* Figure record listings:
..........

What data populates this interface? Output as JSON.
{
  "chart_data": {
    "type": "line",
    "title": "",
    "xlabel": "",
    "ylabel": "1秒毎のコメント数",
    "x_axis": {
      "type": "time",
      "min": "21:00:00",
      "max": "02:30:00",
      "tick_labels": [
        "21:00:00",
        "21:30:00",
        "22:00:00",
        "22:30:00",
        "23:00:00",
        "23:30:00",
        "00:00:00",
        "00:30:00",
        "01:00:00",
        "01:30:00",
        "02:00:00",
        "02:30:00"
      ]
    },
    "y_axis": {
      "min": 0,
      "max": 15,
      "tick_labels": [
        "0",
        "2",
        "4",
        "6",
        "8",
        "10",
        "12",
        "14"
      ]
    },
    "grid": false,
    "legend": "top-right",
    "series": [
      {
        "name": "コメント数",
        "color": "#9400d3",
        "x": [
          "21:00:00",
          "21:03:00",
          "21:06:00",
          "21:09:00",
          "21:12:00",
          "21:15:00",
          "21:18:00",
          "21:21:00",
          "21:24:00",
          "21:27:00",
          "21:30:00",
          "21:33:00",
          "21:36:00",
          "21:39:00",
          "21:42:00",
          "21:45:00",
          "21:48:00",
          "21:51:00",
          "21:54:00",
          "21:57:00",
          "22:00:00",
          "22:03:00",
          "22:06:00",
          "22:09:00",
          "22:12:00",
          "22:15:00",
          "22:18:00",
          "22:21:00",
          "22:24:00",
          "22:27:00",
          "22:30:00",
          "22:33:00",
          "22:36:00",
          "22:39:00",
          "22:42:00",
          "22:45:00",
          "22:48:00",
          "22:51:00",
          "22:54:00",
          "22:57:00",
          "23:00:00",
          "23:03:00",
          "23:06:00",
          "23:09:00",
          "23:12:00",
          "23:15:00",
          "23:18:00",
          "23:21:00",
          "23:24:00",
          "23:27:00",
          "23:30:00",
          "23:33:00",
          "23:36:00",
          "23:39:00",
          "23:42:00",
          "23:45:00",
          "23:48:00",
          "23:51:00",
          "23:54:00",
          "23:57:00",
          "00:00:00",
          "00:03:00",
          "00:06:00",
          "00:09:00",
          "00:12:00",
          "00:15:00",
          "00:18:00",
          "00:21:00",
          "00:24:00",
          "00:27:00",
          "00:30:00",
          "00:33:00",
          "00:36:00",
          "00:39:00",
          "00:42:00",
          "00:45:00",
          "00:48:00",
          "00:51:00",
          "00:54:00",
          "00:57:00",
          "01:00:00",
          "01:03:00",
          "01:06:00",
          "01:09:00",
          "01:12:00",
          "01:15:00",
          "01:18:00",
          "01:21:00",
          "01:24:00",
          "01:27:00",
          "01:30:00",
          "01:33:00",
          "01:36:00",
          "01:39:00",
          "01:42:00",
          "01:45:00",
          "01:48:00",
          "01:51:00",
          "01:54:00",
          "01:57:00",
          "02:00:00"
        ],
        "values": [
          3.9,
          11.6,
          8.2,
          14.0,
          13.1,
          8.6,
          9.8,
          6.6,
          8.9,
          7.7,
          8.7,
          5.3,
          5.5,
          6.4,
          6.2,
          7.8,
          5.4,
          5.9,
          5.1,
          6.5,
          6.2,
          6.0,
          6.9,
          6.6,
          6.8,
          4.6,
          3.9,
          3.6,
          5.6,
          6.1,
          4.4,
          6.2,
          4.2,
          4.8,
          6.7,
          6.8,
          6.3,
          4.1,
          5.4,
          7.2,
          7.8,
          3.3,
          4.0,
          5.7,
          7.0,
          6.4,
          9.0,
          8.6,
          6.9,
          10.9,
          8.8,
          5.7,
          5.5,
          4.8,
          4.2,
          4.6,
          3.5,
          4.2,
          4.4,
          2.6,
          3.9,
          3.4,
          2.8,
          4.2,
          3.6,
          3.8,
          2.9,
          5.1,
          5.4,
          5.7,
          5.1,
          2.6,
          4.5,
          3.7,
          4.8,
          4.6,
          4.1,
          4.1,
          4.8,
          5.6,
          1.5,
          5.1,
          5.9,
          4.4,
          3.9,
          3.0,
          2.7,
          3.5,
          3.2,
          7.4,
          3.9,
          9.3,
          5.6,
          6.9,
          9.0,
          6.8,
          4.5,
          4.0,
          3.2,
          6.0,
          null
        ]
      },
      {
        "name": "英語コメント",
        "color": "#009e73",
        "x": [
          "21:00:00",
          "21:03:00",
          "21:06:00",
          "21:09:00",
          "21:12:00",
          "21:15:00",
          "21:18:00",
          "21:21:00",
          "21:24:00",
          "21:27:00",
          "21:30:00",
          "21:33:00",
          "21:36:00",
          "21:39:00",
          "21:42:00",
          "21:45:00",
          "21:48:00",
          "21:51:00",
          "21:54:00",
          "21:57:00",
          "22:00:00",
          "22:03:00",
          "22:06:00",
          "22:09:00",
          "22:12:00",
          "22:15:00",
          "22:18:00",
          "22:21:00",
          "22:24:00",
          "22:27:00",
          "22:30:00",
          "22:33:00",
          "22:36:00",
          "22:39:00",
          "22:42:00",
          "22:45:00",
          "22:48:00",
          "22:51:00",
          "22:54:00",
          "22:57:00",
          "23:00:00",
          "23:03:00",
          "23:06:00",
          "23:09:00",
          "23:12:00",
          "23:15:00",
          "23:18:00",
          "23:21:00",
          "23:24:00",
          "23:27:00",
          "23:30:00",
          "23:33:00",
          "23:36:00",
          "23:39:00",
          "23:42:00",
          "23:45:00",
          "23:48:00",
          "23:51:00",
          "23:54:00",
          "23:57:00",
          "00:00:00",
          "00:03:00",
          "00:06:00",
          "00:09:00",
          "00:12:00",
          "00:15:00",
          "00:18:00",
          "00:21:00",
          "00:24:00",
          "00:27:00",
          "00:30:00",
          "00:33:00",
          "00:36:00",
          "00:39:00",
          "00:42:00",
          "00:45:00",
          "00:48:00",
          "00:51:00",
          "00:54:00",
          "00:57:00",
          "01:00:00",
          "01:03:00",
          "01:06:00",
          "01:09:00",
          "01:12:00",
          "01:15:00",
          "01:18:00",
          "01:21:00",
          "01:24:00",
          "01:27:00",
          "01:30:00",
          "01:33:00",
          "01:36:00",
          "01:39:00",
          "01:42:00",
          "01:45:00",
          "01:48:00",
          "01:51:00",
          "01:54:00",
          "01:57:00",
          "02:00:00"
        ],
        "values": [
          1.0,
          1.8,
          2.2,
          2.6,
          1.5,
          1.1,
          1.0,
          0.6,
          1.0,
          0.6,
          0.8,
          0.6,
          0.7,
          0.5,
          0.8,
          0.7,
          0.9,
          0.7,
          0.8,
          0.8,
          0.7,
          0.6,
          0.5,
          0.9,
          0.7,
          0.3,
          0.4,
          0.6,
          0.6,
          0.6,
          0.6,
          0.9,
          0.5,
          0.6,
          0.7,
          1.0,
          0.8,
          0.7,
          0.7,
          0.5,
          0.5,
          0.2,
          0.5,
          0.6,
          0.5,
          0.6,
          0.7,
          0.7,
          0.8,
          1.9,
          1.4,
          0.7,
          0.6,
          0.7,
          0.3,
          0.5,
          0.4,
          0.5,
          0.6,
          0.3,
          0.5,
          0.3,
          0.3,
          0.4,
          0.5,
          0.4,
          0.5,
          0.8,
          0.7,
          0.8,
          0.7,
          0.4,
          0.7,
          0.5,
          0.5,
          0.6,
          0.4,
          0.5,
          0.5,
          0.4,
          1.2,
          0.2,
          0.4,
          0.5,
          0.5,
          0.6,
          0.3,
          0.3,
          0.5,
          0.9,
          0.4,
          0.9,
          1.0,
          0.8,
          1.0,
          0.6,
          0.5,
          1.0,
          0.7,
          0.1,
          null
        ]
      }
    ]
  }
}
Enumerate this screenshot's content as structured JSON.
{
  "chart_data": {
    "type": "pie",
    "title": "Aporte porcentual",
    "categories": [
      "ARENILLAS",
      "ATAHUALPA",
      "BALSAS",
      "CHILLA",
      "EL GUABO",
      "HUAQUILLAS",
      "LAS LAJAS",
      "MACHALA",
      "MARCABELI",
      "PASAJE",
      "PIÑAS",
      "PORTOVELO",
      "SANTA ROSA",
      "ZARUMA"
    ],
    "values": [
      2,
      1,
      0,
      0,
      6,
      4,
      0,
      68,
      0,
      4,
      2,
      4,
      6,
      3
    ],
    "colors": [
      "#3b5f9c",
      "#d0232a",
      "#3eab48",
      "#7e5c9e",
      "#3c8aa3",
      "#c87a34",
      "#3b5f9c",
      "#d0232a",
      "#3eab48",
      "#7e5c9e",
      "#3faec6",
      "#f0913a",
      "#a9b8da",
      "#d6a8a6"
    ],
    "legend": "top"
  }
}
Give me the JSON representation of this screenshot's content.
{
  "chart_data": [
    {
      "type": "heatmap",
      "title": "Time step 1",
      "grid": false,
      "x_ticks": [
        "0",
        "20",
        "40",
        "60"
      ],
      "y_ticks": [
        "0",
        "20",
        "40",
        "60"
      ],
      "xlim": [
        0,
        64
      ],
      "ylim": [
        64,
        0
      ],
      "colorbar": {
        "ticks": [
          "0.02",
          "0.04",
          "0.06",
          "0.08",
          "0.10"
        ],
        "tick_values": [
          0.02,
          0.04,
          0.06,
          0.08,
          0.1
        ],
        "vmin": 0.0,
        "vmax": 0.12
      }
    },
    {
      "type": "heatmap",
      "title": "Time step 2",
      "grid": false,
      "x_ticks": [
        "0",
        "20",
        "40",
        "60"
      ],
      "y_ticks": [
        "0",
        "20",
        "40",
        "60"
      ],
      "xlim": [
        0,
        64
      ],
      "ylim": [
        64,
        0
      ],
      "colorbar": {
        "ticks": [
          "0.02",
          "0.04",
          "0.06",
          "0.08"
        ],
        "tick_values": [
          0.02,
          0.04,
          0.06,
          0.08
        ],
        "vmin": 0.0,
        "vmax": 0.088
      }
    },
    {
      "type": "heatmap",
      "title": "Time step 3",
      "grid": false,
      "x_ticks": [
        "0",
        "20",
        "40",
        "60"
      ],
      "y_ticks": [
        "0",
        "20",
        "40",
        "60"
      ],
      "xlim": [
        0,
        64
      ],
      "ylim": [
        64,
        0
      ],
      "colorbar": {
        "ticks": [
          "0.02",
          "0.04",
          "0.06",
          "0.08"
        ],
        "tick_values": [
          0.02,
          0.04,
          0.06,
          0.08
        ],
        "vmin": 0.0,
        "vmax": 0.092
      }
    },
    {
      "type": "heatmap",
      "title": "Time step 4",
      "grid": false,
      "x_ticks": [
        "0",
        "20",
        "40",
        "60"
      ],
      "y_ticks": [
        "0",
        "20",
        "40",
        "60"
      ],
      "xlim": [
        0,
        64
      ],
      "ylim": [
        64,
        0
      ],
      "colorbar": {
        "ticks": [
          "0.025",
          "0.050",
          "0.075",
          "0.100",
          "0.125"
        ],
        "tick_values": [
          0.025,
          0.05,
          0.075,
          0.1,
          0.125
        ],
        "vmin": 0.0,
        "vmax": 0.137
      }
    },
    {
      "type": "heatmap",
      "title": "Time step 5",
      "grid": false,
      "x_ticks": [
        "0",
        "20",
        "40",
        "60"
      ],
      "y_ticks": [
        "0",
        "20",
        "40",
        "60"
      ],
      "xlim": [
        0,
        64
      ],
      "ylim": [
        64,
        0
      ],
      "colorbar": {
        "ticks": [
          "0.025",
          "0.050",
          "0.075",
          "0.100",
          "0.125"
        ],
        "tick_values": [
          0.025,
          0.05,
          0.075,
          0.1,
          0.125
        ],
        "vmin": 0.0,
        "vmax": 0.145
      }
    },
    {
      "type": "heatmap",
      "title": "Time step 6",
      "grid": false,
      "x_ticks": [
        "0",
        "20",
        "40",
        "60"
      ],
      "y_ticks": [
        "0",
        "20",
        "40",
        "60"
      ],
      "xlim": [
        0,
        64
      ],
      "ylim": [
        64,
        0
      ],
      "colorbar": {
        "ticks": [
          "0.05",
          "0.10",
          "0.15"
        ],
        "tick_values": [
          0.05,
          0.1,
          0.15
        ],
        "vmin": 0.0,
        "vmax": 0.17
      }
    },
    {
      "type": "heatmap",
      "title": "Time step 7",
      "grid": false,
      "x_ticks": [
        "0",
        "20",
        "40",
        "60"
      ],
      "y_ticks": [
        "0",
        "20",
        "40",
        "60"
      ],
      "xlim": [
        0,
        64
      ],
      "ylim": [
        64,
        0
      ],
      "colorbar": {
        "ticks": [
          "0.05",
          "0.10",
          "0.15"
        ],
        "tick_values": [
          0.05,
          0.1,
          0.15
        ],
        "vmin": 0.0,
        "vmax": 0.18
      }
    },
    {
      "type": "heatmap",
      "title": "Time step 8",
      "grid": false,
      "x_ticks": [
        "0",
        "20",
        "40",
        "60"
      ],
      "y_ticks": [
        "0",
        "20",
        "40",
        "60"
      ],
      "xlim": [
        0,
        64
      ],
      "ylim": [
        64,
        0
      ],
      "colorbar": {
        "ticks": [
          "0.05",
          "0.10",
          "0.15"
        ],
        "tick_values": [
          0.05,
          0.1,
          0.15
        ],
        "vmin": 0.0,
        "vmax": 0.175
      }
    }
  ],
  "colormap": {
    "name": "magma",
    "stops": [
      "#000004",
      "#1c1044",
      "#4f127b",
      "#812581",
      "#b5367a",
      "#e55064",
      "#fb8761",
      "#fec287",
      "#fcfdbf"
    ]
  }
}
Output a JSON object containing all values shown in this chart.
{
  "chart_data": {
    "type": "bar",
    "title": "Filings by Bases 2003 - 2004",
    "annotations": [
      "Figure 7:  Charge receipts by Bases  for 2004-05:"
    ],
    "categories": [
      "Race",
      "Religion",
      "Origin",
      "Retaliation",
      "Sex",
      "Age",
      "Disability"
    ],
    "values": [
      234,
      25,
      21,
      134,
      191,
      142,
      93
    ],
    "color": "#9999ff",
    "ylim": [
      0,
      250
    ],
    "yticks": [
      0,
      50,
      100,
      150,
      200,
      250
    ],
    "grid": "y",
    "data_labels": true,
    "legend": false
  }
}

..........

* Exercise prompt:
Produce an exact copy of the lines from the one containing "Output a JSON" through the last line, and of nothing else.

* Written response:
Output a JSON object containing all values shown in this chart.
{
  "chart_data": {
    "type": "bar",
    "title": "Filings by Bases 2003 - 2004",
    "annotations": [
      "Figure 7:  Charge receipts by Bases  for 2004-05:"
    ],
    "categories": [
      "Race",
      "Religion",
      "Origin",
      "Retaliation",
      "Sex",
      "Age",
      "Disability"
    ],
    "values": [
      234,
      25,
      21,
      134,
      191,
      142,
      93
    ],
    "color": "#9999ff",
    "ylim": [
      0,
      250
    ],
    "yticks": [
      0,
      50,
      100,
      150,
      200,
      250
    ],
    "grid": "y",
    "data_labels": true,
    "legend": false
  }
}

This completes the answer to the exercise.